Excerto fornecido:
★ ★ ★ ★
Assim, nos termos do art.º 483 e 487, n.º2 do C.C. são pressupostos da responsabilidade civil a prática de um facto/acto ilícito, a existência de nexo de causalidade entre este e o dano, e a imputação do acto ao agente em termos de culpa, apreciada em abstracto, segunda a diligência de um “bom pai de família”.
No caso concreto, está a violação do direito de propriedade dos demandantes (art.º 1305 do C.C.), com a introdução de um cano neste prédio, e do qual resultam danos, i.e., tem ocasionado a ocorrência de infiltrações na casa de banho do r/c do imóvel.
Mesmo que dúvidas existissem em relação á origem dos danos (infiltrações), na inspeção ao locado verificou-se que provem do prédio dos demandados, mais propriamente na parte que se encontra arrendada, ou seja, no 2 piso daquele prédio, o qual se situa a montante do prédio dos demandantes.
★ ★ ★ ★
Conjunto de tarefas:
**a)** Substitua "infiltrações" por "humidades" no trecho do excerto que vai de "No caso concreto, está" até "prédio dos demandantes.", inclusive, e apresente esse trecho.
**b)** Segundo o excerto, em que consiste a violação do direito de propriedade dos demandantes e que danos dela resultam?
O material apresentado a seguir não tem relação com este excerto.
★ ★ ★ ★
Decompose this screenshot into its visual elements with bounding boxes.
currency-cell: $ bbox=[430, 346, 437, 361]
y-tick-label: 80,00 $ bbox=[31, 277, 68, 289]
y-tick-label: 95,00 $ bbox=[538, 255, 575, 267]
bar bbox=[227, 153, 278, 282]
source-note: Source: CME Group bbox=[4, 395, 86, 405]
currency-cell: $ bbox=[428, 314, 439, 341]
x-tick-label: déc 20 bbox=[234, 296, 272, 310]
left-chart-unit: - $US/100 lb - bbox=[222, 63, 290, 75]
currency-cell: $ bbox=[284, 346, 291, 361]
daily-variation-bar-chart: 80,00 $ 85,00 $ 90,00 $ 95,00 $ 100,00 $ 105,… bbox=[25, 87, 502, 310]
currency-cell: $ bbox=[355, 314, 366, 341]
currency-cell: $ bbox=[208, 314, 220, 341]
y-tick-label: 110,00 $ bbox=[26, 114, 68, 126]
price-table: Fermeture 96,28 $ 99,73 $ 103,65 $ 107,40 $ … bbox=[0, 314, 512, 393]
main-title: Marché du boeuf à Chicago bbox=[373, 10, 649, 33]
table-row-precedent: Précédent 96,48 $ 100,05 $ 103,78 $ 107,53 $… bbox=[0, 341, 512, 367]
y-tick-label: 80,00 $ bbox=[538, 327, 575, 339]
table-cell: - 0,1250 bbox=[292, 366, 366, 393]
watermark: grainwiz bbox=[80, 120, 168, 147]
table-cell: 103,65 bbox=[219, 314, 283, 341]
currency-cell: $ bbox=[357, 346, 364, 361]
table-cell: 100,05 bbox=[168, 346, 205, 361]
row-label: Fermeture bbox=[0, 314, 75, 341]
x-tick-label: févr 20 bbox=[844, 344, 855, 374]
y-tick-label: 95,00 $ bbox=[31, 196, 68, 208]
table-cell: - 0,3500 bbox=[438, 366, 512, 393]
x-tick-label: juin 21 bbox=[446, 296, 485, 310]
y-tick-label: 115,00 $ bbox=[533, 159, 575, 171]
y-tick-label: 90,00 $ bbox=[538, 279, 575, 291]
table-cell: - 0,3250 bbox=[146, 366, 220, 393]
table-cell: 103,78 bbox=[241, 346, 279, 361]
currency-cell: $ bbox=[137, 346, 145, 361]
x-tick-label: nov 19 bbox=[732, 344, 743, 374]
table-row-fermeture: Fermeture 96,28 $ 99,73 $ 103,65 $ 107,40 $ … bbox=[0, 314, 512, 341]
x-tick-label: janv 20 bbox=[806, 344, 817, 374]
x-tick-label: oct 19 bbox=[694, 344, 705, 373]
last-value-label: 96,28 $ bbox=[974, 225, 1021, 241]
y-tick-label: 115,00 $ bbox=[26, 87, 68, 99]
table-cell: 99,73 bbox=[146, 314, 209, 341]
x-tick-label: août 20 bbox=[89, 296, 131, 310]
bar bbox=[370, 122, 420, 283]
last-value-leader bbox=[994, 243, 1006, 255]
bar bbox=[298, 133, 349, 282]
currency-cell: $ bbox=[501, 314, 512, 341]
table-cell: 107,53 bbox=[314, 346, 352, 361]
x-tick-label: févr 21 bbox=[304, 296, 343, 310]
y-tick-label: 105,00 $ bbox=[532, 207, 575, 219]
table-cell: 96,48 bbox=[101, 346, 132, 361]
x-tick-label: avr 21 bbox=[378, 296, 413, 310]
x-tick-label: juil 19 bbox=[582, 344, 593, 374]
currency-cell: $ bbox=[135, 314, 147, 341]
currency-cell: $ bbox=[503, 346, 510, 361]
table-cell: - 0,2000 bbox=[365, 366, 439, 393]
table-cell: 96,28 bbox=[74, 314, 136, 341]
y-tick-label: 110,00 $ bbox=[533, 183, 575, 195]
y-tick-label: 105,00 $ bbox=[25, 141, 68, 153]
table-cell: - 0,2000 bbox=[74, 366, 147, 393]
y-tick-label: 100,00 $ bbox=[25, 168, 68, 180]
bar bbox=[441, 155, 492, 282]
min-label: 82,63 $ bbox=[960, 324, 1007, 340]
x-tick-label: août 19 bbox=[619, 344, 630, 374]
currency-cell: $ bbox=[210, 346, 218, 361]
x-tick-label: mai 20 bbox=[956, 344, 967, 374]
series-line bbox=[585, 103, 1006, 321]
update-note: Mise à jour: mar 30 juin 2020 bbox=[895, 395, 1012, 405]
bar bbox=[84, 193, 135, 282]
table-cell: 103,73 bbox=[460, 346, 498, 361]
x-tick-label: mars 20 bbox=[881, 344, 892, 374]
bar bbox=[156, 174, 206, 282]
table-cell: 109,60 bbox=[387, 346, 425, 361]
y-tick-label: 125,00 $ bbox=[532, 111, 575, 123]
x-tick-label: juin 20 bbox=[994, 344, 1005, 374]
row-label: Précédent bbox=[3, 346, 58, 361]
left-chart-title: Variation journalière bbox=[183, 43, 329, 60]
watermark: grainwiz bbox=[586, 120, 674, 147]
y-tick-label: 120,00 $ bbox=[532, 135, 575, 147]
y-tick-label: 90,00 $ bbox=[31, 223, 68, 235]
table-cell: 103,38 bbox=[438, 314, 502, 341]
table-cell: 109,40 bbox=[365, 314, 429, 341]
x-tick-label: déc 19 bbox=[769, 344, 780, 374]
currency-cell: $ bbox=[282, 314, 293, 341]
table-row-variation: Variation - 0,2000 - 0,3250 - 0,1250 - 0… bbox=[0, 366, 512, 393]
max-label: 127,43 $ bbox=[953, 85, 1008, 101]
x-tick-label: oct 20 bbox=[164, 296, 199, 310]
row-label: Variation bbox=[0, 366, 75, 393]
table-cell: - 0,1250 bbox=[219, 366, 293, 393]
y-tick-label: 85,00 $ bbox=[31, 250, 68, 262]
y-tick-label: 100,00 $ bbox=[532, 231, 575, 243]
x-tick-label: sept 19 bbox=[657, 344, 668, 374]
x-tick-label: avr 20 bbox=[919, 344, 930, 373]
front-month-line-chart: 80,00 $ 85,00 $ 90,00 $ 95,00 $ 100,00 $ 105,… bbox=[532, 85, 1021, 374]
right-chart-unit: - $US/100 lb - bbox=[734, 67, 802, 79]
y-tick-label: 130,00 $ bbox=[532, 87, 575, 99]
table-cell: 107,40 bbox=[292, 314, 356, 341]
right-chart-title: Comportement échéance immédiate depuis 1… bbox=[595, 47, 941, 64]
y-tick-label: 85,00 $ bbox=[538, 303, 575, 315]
★ ★ ★ ★
Resultados por ordem:
**a)**
No caso concreto, está a violação do direito de propriedade dos demandantes (art.º 1305 do C.C.), com a introdução de um cano neste prédio, e do qual resultam danos, i.e., tem ocasionado a ocorrência de humidades na casa de banho do r/c do imóvel.
Mesmo que dúvidas existissem em relação á origem dos danos (humidades), na inspeção ao locado verificou-se que provem do prédio dos demandados, mais propriamente na parte que se encontra arrendada, ou seja, no 2 piso daquele prédio, o qual se situa a montante do prédio dos demandantes.

**b)** A violação consiste na introdução de um cano no prédio dos demandantes. Dela resultam danos, nomeadamente infiltrações na casa de banho do r/c do imóvel.